* TRECHO CITADO *
◆ ◆ ◆ ◆ ◆

Enfim... o tema não se esgota...como diz no dito popular, " ainda tem muito pano pra manga".


ANÔNIMA ( Itabuna - Bahia )

Anônimo disse...

Só para reforçar o que a Anônima comentou: estamos abertos para outros esquemas de jogo, contanto, que sigam a tática do Prof. Elson: vigilância, cobrança, divulgação, exigência, enfim, jogar sem perder a crença que podemos reverter o que está posto e colocar em campo "um novo projeto que exigirá, pelo simples fato de ter o ser humano e não o dinheiro como centro, de um novo esporte, uma nova escola, uma nova família, uma nova Educação Física, etc, etc.


Larissa

Airton Leite de Moraes disse...

Olá, Welligton,
aceitei seu convite. Fico
Feliz que exista mais gente que vai
além do simples jogo jogado, ou da claque orquestrada, neste circo de perpetuação de poder que se transformou o que seria supor, fosse o Esporte brasileiro.Parabéns!
Abraços,

Welington disse...

Cléber, Anônima da minha querida terra grapiúna, onde tenho raízes profundas e Larissa.

◆ ◆ ◆ ◆ ◆

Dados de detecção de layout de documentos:

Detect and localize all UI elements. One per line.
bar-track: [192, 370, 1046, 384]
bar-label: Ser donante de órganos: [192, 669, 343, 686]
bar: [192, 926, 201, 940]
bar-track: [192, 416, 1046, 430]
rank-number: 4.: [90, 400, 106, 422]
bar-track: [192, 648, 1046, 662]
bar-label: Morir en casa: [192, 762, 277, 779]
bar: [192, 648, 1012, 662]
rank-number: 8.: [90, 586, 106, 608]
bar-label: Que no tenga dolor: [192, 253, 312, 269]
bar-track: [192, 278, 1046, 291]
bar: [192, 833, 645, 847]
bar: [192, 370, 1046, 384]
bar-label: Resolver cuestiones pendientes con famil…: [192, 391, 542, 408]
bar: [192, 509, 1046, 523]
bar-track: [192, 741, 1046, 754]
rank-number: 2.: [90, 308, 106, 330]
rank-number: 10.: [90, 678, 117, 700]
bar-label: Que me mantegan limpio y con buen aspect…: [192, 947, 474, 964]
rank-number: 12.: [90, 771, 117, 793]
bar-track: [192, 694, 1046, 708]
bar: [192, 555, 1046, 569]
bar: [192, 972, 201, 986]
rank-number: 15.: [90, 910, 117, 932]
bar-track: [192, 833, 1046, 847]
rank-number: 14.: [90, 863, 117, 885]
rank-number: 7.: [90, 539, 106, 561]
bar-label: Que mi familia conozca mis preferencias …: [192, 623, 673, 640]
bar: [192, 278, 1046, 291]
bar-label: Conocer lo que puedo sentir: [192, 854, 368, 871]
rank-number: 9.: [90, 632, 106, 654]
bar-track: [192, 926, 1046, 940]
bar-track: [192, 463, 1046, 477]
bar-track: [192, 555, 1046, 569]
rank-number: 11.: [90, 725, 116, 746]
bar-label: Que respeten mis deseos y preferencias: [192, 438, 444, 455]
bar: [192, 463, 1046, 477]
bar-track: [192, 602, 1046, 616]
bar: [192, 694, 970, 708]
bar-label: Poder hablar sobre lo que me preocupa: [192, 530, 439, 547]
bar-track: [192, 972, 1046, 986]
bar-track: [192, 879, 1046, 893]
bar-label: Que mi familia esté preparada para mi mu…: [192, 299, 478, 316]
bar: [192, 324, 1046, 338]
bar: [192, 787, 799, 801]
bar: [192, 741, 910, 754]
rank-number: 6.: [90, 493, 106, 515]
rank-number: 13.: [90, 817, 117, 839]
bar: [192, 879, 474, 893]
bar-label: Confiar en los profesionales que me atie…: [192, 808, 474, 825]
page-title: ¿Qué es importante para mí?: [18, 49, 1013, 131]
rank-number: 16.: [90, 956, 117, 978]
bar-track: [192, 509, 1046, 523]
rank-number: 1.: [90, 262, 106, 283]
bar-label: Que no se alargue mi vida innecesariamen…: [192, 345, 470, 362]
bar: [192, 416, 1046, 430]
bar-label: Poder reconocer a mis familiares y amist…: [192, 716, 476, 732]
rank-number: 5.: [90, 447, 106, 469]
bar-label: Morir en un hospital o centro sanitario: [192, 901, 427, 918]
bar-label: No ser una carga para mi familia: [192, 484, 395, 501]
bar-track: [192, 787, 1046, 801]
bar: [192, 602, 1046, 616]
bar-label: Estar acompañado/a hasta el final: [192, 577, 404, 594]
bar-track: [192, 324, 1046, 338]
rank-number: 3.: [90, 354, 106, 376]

◆ ◆ ◆ ◆ ◆

* TAREFAS *
A – No comentário do trecho citado que começa com "Só para reforçar", liste tudo o que "um novo projeto" exigirá, segundo o texto, sem incluir o "etc".
B – Continue o trecho citado, com os comentários sobre o esporte brasileiro, a partir da última frase, seguindo a mensagem de Welington.
Os registros não têm relação com o trecho citado.

* RESPOSTAS *
A – um novo esporte, uma nova escola, uma nova família, uma nova Educação Física

B –
CLEBER - Continuando o diálogo. No seu comentário você diz que uma parte do investimento realizado para os Jogos 2016 irá chegar para os mais pobres e justifica isso citando os interesses dos EUA, Japão e Espanha, países que estão com a "corda no pescoço". Acabo de ler uma nota na Carta Capital número 567 que nos ajuda a pensar a questão. Na página 42, tem um box intitulado Inspiações para o Rio situando um exemplo (BARCELONA, 1992) e um contraexemplo (ATENAS, 2004). Em relação a Barcelona, que é o que nos interessa mais de perto, já que você cita a Espanha, o fator motivador para buscar sediar os jogos de 1992 foi justamente o processo de "estagnação, com altos níveis de desemprego". O fato dos países citados por você estarem em crise não é fator impeditivo, pelo contrário, pois os investimentos dão um retorno concreto ao país que sedia. Não desconheço isso, a questão é a nossa redistribuição de renda histórica que não ocorre. Temos uma elite mesquinha, egoísta. A revista também nos informa que estudos econômicos prevê ganhos de 49 bilhões de reais ao país antes e após a realização do evento. Isso é ótimo!!! Mas soa o alerta da velha máxima do crescer o bolo para depois dividir.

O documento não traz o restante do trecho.